• [TO DO] Of the lines in the data below, count the ones holding the string "index", and answer with that number only.

---------- GIVEN RECORDS ----------

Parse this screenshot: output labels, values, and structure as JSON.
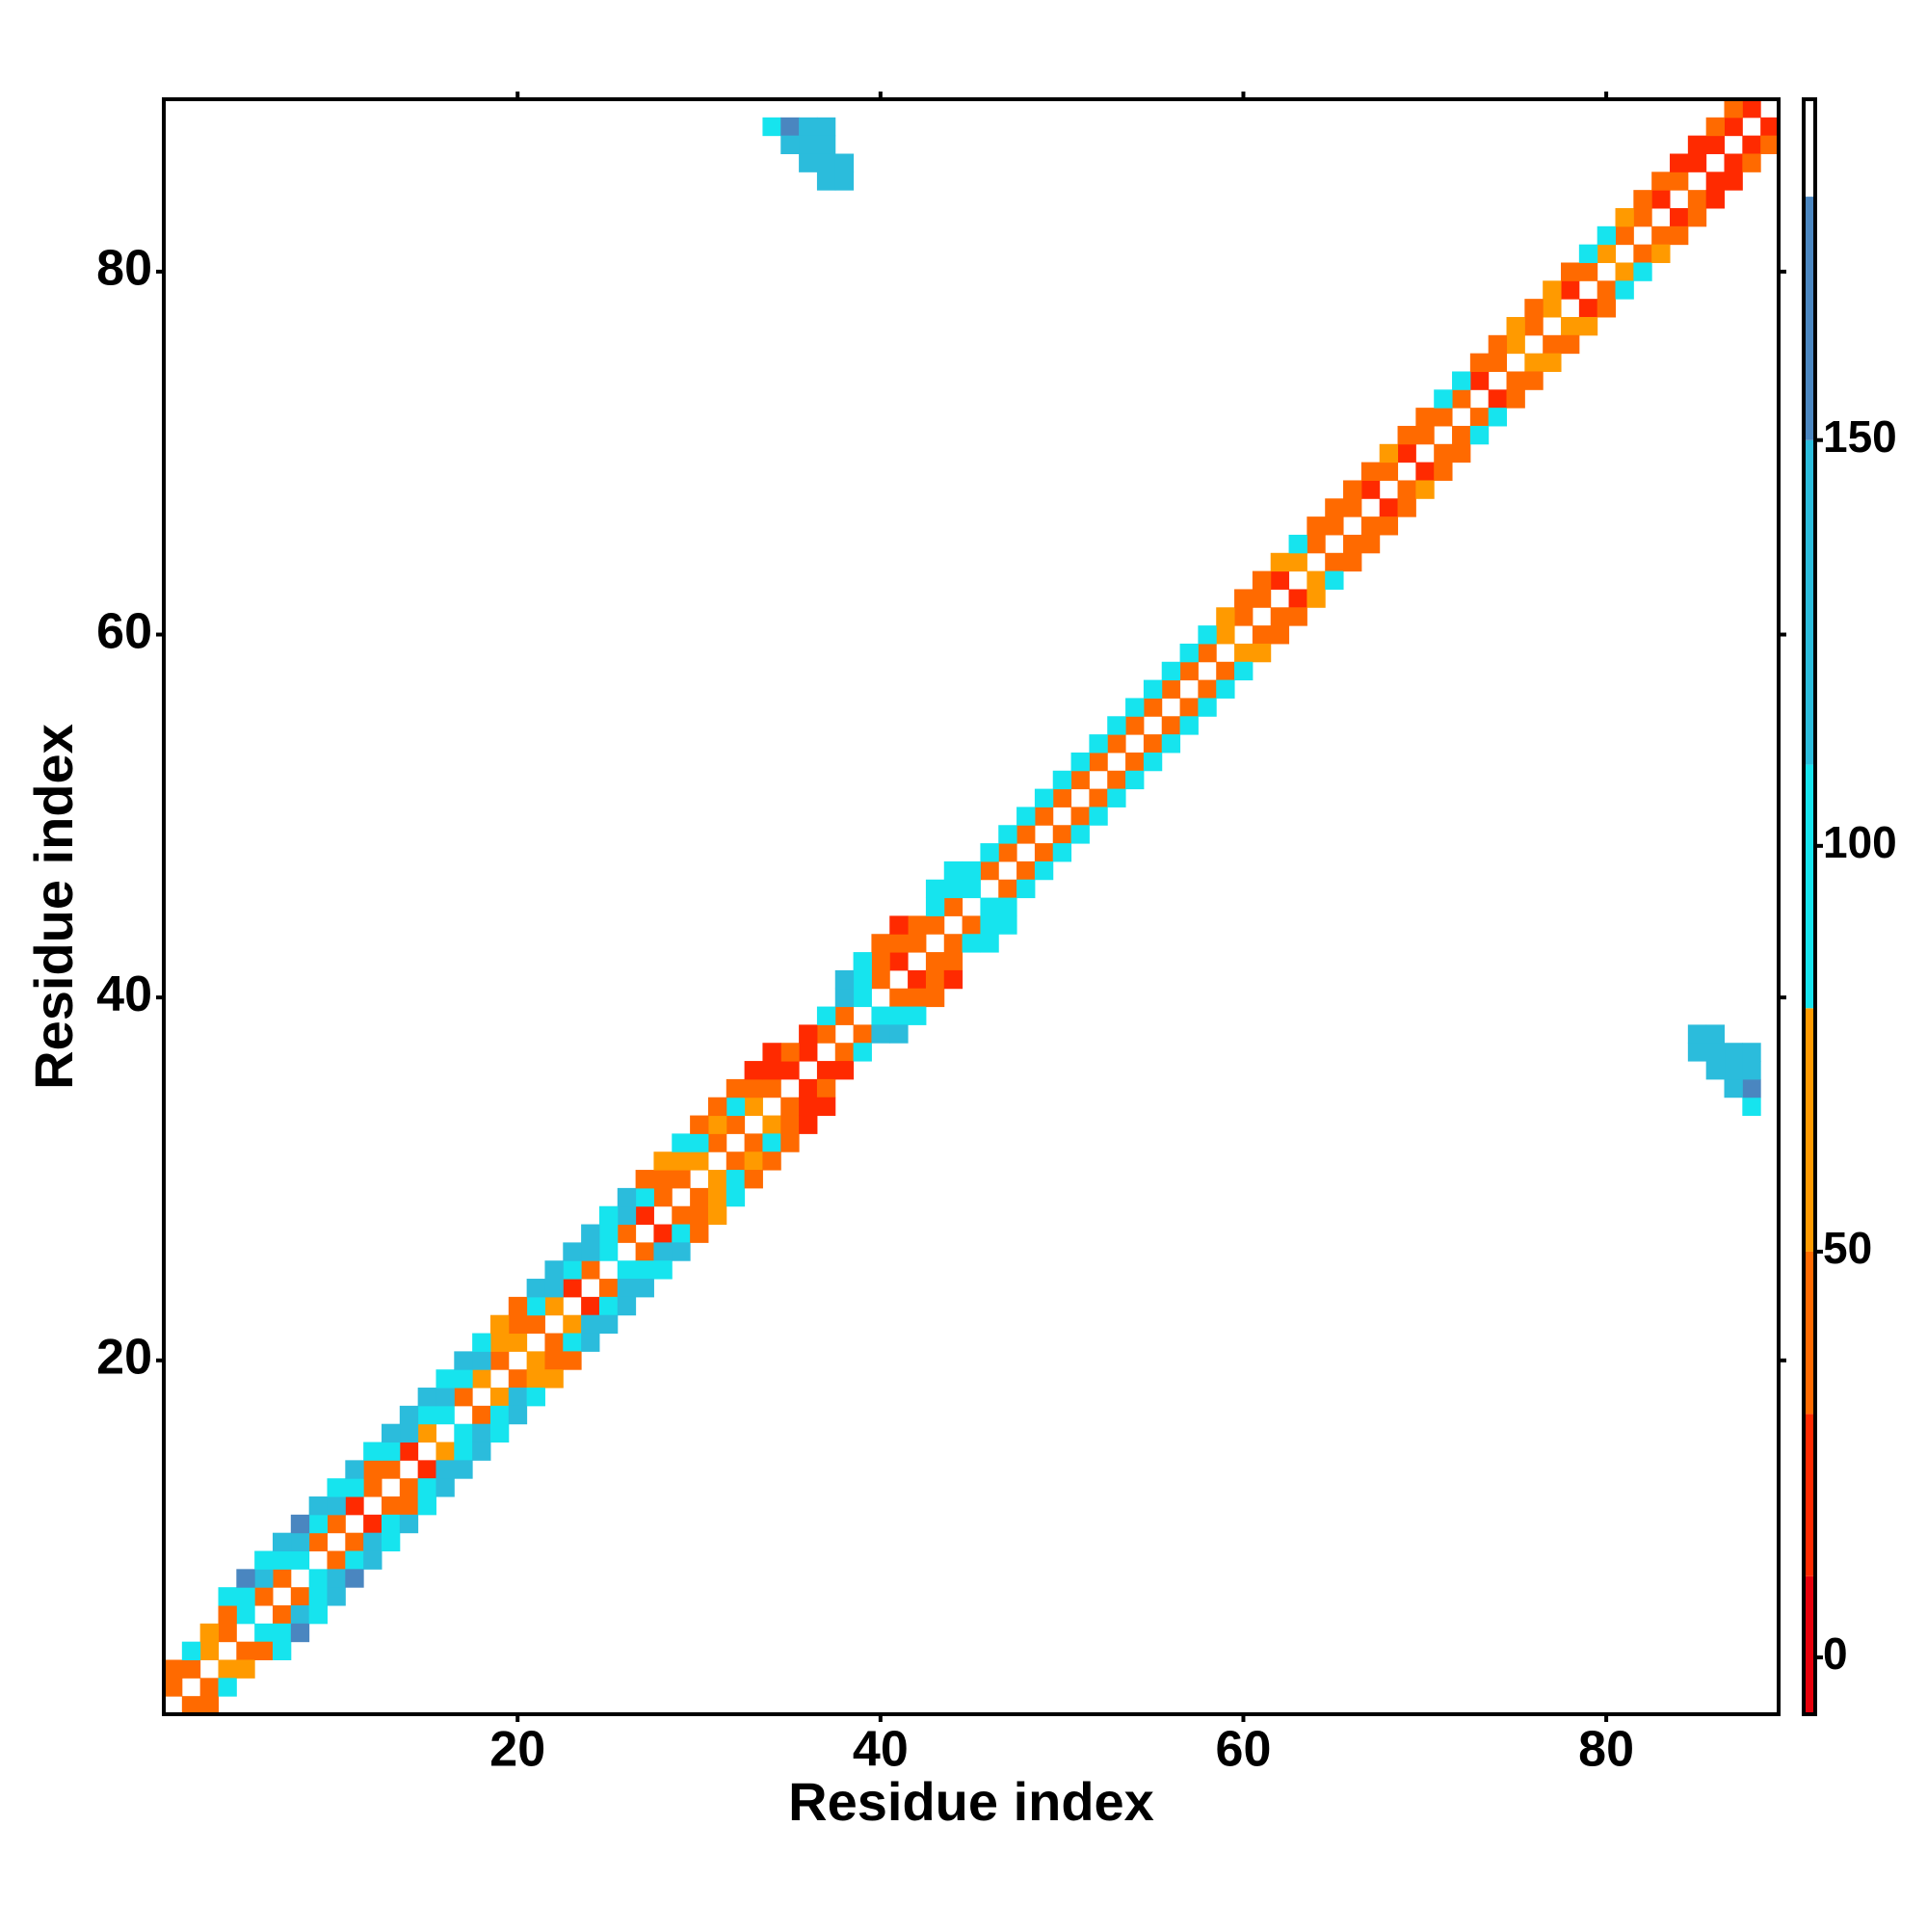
{
  "chart_data": {
    "type": "heatmap",
    "xlabel": "Residue index",
    "ylabel": "Residue index",
    "xlim": [
      0.5,
      89.5
    ],
    "ylim": [
      0.5,
      89.5
    ],
    "xticks": [
      20,
      40,
      60,
      80
    ],
    "yticks": [
      20,
      40,
      60,
      80
    ],
    "symmetric": true,
    "colorbar": {
      "lim": [
        -7,
        192
      ],
      "ticks": [
        0,
        50,
        100,
        150
      ],
      "bands": [
        {
          "from": -7,
          "to": 10,
          "color": "#e8000b"
        },
        {
          "from": 10,
          "to": 30,
          "color": "#ff2a00"
        },
        {
          "from": 30,
          "to": 50,
          "color": "#ff6a00"
        },
        {
          "from": 50,
          "to": 80,
          "color": "#ff9a00"
        },
        {
          "from": 80,
          "to": 110,
          "color": "#16e4ee"
        },
        {
          "from": 110,
          "to": 150,
          "color": "#2bbcdc"
        },
        {
          "from": 150,
          "to": 180,
          "color": "#4a86c0"
        },
        {
          "from": 180,
          "to": 192,
          "color": "#ffffff"
        }
      ]
    },
    "cells": [
      [
        1,
        2,
        40
      ],
      [
        2,
        3,
        40
      ],
      [
        3,
        4,
        60
      ],
      [
        4,
        5,
        40
      ],
      [
        5,
        6,
        95
      ],
      [
        6,
        7,
        40
      ],
      [
        7,
        8,
        40
      ],
      [
        8,
        9,
        95
      ],
      [
        9,
        10,
        40
      ],
      [
        10,
        11,
        40
      ],
      [
        11,
        12,
        15
      ],
      [
        12,
        13,
        40
      ],
      [
        13,
        14,
        40
      ],
      [
        14,
        15,
        15
      ],
      [
        15,
        16,
        60
      ],
      [
        16,
        17,
        95
      ],
      [
        17,
        18,
        40
      ],
      [
        18,
        19,
        60
      ],
      [
        19,
        20,
        40
      ],
      [
        20,
        21,
        60
      ],
      [
        21,
        22,
        40
      ],
      [
        22,
        23,
        60
      ],
      [
        23,
        24,
        15
      ],
      [
        24,
        25,
        40
      ],
      [
        25,
        26,
        95
      ],
      [
        26,
        27,
        40
      ],
      [
        27,
        28,
        15
      ],
      [
        28,
        29,
        40
      ],
      [
        29,
        30,
        40
      ],
      [
        30,
        31,
        60
      ],
      [
        31,
        32,
        40
      ],
      [
        32,
        33,
        40
      ],
      [
        33,
        34,
        60
      ],
      [
        34,
        35,
        40
      ],
      [
        35,
        36,
        15
      ],
      [
        36,
        37,
        15
      ],
      [
        37,
        38,
        40
      ],
      [
        38,
        39,
        40
      ],
      [
        39,
        40,
        95
      ],
      [
        40,
        41,
        40
      ],
      [
        41,
        42,
        15
      ],
      [
        42,
        43,
        40
      ],
      [
        43,
        44,
        40
      ],
      [
        44,
        45,
        40
      ],
      [
        45,
        46,
        95
      ],
      [
        46,
        47,
        40
      ],
      [
        47,
        48,
        40
      ],
      [
        48,
        49,
        40
      ],
      [
        49,
        50,
        40
      ],
      [
        50,
        51,
        40
      ],
      [
        51,
        52,
        40
      ],
      [
        52,
        53,
        40
      ],
      [
        53,
        54,
        40
      ],
      [
        54,
        55,
        40
      ],
      [
        55,
        56,
        40
      ],
      [
        56,
        57,
        40
      ],
      [
        57,
        58,
        40
      ],
      [
        58,
        59,
        40
      ],
      [
        59,
        60,
        60
      ],
      [
        60,
        61,
        40
      ],
      [
        61,
        62,
        40
      ],
      [
        62,
        63,
        15
      ],
      [
        63,
        64,
        60
      ],
      [
        64,
        65,
        40
      ],
      [
        65,
        66,
        40
      ],
      [
        66,
        67,
        40
      ],
      [
        67,
        68,
        15
      ],
      [
        68,
        69,
        40
      ],
      [
        69,
        70,
        15
      ],
      [
        70,
        71,
        40
      ],
      [
        71,
        72,
        40
      ],
      [
        72,
        73,
        40
      ],
      [
        73,
        74,
        15
      ],
      [
        74,
        75,
        40
      ],
      [
        75,
        76,
        60
      ],
      [
        76,
        77,
        40
      ],
      [
        77,
        78,
        60
      ],
      [
        78,
        79,
        15
      ],
      [
        79,
        80,
        40
      ],
      [
        80,
        81,
        60
      ],
      [
        81,
        82,
        40
      ],
      [
        82,
        83,
        40
      ],
      [
        83,
        84,
        15
      ],
      [
        84,
        85,
        40
      ],
      [
        85,
        86,
        15
      ],
      [
        86,
        87,
        15
      ],
      [
        87,
        88,
        15
      ],
      [
        88,
        89,
        15
      ],
      [
        1,
        3,
        40
      ],
      [
        2,
        4,
        95
      ],
      [
        3,
        5,
        60
      ],
      [
        4,
        6,
        40
      ],
      [
        5,
        7,
        100
      ],
      [
        6,
        8,
        120
      ],
      [
        7,
        9,
        100
      ],
      [
        8,
        10,
        120
      ],
      [
        9,
        11,
        100
      ],
      [
        10,
        12,
        120
      ],
      [
        11,
        13,
        100
      ],
      [
        12,
        14,
        40
      ],
      [
        13,
        15,
        100
      ],
      [
        14,
        16,
        120
      ],
      [
        15,
        17,
        100
      ],
      [
        16,
        18,
        130
      ],
      [
        17,
        19,
        100
      ],
      [
        18,
        20,
        120
      ],
      [
        19,
        21,
        60
      ],
      [
        20,
        22,
        40
      ],
      [
        21,
        23,
        100
      ],
      [
        22,
        24,
        120
      ],
      [
        23,
        25,
        100
      ],
      [
        24,
        26,
        120
      ],
      [
        25,
        27,
        100
      ],
      [
        26,
        28,
        120
      ],
      [
        27,
        29,
        100
      ],
      [
        28,
        30,
        40
      ],
      [
        29,
        31,
        60
      ],
      [
        30,
        32,
        100
      ],
      [
        31,
        33,
        60
      ],
      [
        32,
        34,
        100
      ],
      [
        33,
        35,
        40
      ],
      [
        34,
        36,
        15
      ],
      [
        35,
        37,
        40
      ],
      [
        36,
        38,
        15
      ],
      [
        37,
        39,
        100
      ],
      [
        38,
        40,
        120
      ],
      [
        39,
        41,
        100
      ],
      [
        40,
        42,
        40
      ],
      [
        41,
        43,
        40
      ],
      [
        42,
        44,
        40
      ],
      [
        43,
        45,
        100
      ],
      [
        44,
        46,
        100
      ],
      [
        45,
        47,
        100
      ],
      [
        46,
        48,
        100
      ],
      [
        47,
        49,
        100
      ],
      [
        48,
        50,
        100
      ],
      [
        49,
        51,
        100
      ],
      [
        50,
        52,
        100
      ],
      [
        51,
        53,
        100
      ],
      [
        52,
        54,
        100
      ],
      [
        53,
        55,
        100
      ],
      [
        54,
        56,
        100
      ],
      [
        55,
        57,
        100
      ],
      [
        56,
        58,
        100
      ],
      [
        57,
        59,
        100
      ],
      [
        58,
        60,
        100
      ],
      [
        59,
        61,
        60
      ],
      [
        60,
        62,
        40
      ],
      [
        61,
        63,
        40
      ],
      [
        62,
        64,
        60
      ],
      [
        63,
        65,
        100
      ],
      [
        64,
        66,
        40
      ],
      [
        65,
        67,
        40
      ],
      [
        66,
        68,
        40
      ],
      [
        67,
        69,
        40
      ],
      [
        68,
        70,
        60
      ],
      [
        69,
        71,
        40
      ],
      [
        70,
        72,
        40
      ],
      [
        71,
        73,
        100
      ],
      [
        72,
        74,
        100
      ],
      [
        73,
        75,
        40
      ],
      [
        74,
        76,
        40
      ],
      [
        75,
        77,
        60
      ],
      [
        76,
        78,
        40
      ],
      [
        77,
        79,
        60
      ],
      [
        78,
        80,
        40
      ],
      [
        79,
        81,
        100
      ],
      [
        80,
        82,
        100
      ],
      [
        81,
        83,
        60
      ],
      [
        82,
        84,
        40
      ],
      [
        83,
        85,
        40
      ],
      [
        84,
        86,
        15
      ],
      [
        85,
        87,
        15
      ],
      [
        86,
        88,
        40
      ],
      [
        87,
        89,
        40
      ],
      [
        4,
        7,
        100
      ],
      [
        5,
        8,
        160
      ],
      [
        6,
        9,
        100
      ],
      [
        7,
        10,
        120
      ],
      [
        8,
        11,
        160
      ],
      [
        9,
        12,
        120
      ],
      [
        10,
        13,
        100
      ],
      [
        11,
        14,
        120
      ],
      [
        12,
        15,
        100
      ],
      [
        13,
        16,
        120
      ],
      [
        14,
        17,
        140
      ],
      [
        15,
        18,
        120
      ],
      [
        16,
        19,
        100
      ],
      [
        17,
        20,
        120
      ],
      [
        18,
        21,
        100
      ],
      [
        19,
        22,
        60
      ],
      [
        20,
        23,
        40
      ],
      [
        21,
        24,
        120
      ],
      [
        22,
        25,
        130
      ],
      [
        23,
        26,
        120
      ],
      [
        24,
        27,
        120
      ],
      [
        25,
        28,
        100
      ],
      [
        26,
        29,
        120
      ],
      [
        27,
        30,
        40
      ],
      [
        28,
        31,
        60
      ],
      [
        29,
        32,
        100
      ],
      [
        30,
        33,
        40
      ],
      [
        31,
        34,
        40
      ],
      [
        32,
        35,
        40
      ],
      [
        33,
        36,
        15
      ],
      [
        34,
        37,
        15
      ],
      [
        38,
        41,
        120
      ],
      [
        39,
        42,
        100
      ],
      [
        40,
        43,
        40
      ],
      [
        41,
        44,
        15
      ],
      [
        43,
        46,
        100
      ],
      [
        44,
        47,
        100
      ],
      [
        34,
        88,
        100
      ],
      [
        35,
        88,
        160
      ],
      [
        36,
        88,
        120
      ],
      [
        37,
        88,
        120
      ],
      [
        35,
        87,
        120
      ],
      [
        36,
        87,
        120
      ],
      [
        37,
        87,
        120
      ],
      [
        36,
        86,
        140
      ],
      [
        37,
        86,
        140
      ],
      [
        38,
        86,
        120
      ],
      [
        37,
        85,
        120
      ],
      [
        38,
        85,
        120
      ]
    ]
  }
}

----------

• [WRITTEN RESPONSE] 2